* **Challenge**
Turn the lines below into a numbered list, omitting any blank lines.
## start Data records
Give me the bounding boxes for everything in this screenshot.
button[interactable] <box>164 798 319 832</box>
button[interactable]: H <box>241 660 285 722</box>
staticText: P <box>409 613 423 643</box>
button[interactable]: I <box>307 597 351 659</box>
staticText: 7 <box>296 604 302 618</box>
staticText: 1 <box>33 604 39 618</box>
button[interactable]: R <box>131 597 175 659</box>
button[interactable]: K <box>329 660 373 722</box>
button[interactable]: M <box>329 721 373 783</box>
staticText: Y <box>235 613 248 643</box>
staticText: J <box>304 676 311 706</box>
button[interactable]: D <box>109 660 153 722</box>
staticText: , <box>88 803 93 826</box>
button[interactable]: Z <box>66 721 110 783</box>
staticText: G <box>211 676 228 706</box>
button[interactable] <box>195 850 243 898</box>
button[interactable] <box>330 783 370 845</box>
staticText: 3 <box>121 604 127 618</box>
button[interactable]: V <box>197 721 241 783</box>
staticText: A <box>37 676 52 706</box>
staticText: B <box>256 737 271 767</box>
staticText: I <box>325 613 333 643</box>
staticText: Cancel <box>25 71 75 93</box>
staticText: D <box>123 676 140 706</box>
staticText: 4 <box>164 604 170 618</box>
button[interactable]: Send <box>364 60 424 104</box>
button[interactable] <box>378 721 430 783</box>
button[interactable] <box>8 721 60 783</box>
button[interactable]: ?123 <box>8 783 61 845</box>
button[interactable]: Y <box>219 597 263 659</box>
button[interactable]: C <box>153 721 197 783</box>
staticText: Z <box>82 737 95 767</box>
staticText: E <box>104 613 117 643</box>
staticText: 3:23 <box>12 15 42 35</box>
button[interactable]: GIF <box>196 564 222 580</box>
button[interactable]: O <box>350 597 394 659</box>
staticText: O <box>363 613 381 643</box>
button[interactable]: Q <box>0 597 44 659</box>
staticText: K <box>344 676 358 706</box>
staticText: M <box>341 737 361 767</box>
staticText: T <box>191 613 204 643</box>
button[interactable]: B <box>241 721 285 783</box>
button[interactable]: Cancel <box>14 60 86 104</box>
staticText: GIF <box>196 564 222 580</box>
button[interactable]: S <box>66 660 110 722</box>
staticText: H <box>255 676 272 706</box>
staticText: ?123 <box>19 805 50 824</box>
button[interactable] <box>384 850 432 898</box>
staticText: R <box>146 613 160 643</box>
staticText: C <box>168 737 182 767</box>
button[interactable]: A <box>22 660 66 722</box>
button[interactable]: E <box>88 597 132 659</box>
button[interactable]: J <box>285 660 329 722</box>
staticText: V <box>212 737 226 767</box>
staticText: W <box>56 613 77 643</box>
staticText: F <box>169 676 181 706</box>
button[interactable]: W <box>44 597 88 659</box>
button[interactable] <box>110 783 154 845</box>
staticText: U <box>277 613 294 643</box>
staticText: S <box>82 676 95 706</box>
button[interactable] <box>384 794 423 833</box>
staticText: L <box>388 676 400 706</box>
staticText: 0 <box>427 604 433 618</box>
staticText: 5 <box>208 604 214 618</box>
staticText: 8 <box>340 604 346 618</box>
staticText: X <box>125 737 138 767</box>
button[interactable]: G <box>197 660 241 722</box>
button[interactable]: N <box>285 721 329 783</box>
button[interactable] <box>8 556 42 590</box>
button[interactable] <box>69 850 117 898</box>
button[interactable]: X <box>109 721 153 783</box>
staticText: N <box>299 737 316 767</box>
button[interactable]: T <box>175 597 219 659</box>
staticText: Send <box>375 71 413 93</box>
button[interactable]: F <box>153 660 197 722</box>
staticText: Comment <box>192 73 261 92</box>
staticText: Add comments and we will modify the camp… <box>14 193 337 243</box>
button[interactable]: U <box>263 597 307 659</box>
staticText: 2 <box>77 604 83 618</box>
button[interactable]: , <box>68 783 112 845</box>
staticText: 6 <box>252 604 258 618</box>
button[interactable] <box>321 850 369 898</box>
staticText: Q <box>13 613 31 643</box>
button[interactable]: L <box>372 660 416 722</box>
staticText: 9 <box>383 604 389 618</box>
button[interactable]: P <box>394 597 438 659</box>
## end Data records
* **Solution to the exercise**
1. Give me the bounding boxes for everything in this screenshot.
2. button[interactable] <box>164 798 319 832</box>
3. button[interactable]: H <box>241 660 285 722</box>
4. staticText: P <box>409 613 423 643</box>
5. button[interactable]: I <box>307 597 351 659</box>
6. staticText: 7 <box>296 604 302 618</box>
7. staticText: 1 <box>33 604 39 618</box>
8. button[interactable]: R <box>131 597 175 659</box>
9. button[interactable]: K <box>329 660 373 722</box>
10. button[interactable]: M <box>329 721 373 783</box>
11. staticText: Y <box>235 613 248 643</box>
12. staticText: J <box>304 676 311 706</box>
13. button[interactable]: D <box>109 660 153 722</box>
14. staticText: , <box>88 803 93 826</box>
15. button[interactable]: Z <box>66 721 110 783</box>
16. staticText: G <box>211 676 228 706</box>
17. button[interactable] <box>195 850 243 898</box>
18. button[interactable] <box>330 783 370 845</box>
19. staticText: 3 <box>121 604 127 618</box>
20. button[interactable]: V <box>197 721 241 783</box>
21. staticText: A <box>37 676 52 706</box>
22. staticText: B <box>256 737 271 767</box>
23. staticText: I <box>325 613 333 643</box>
24. staticText: Cancel <box>25 71 75 93</box>
25. staticText: D <box>123 676 140 706</box>
26. staticText: 4 <box>164 604 170 618</box>
27. button[interactable]: Send <box>364 60 424 104</box>
28. button[interactable] <box>378 721 430 783</box>
29. button[interactable] <box>8 721 60 783</box>
30. button[interactable]: ?123 <box>8 783 61 845</box>
31. button[interactable]: Y <box>219 597 263 659</box>
32. button[interactable]: C <box>153 721 197 783</box>
33. staticText: Z <box>82 737 95 767</box>
34. staticText: E <box>104 613 117 643</box>
35. staticText: 3:23 <box>12 15 42 35</box>
36. button[interactable]: GIF <box>196 564 222 580</box>
37. button[interactable]: O <box>350 597 394 659</box>
38. staticText: O <box>363 613 381 643</box>
39. button[interactable]: Q <box>0 597 44 659</box>
40. staticText: K <box>344 676 358 706</box>
41. staticText: M <box>341 737 361 767</box>
42. staticText: T <box>191 613 204 643</box>
43. button[interactable]: B <box>241 721 285 783</box>
44. button[interactable]: Cancel <box>14 60 86 104</box>
45. staticText: GIF <box>196 564 222 580</box>
46. button[interactable]: S <box>66 660 110 722</box>
47. staticText: H <box>255 676 272 706</box>
48. staticText: ?123 <box>19 805 50 824</box>
49. button[interactable] <box>384 850 432 898</box>
50. staticText: R <box>146 613 160 643</box>
51. staticText: C <box>168 737 182 767</box>
52. button[interactable]: A <box>22 660 66 722</box>
53. button[interactable]: E <box>88 597 132 659</box>
54. button[interactable]: J <box>285 660 329 722</box>
55. staticText: V <box>212 737 226 767</box>
56. staticText: W <box>56 613 77 643</box>
57. staticText: F <box>169 676 181 706</box>
58. button[interactable]: W <box>44 597 88 659</box>
59. button[interactable] <box>110 783 154 845</box>
60. staticText: U <box>277 613 294 643</box>
61. staticText: S <box>82 676 95 706</box>
62. button[interactable] <box>384 794 423 833</box>
63. staticText: L <box>388 676 400 706</box>
64. staticText: 0 <box>427 604 433 618</box>
65. staticText: 5 <box>208 604 214 618</box>
66. staticText: 8 <box>340 604 346 618</box>
67. staticText: X <box>125 737 138 767</box>
68. button[interactable]: G <box>197 660 241 722</box>
69. button[interactable]: N <box>285 721 329 783</box>
70. button[interactable] <box>8 556 42 590</box>
71. button[interactable] <box>69 850 117 898</box>
72. button[interactable]: X <box>109 721 153 783</box>
73. staticText: N <box>299 737 316 767</box>
74. button[interactable]: T <box>175 597 219 659</box>
75. staticText: Send <box>375 71 413 93</box>
76. button[interactable]: F <box>153 660 197 722</box>
77. staticText: Comment <box>192 73 261 92</box>
78. staticText: Add comments and we will modify the camp… <box>14 193 337 243</box>
79. button[interactable]: U <box>263 597 307 659</box>
80. staticText: 2 <box>77 604 83 618</box>
81. button[interactable]: , <box>68 783 112 845</box>
82. staticText: 6 <box>252 604 258 618</box>
83. button[interactable] <box>321 850 369 898</box>
84. staticText: Q <box>13 613 31 643</box>
85. button[interactable]: L <box>372 660 416 722</box>
86. staticText: 9 <box>383 604 389 618</box>
87. button[interactable]: P <box>394 597 438 659</box>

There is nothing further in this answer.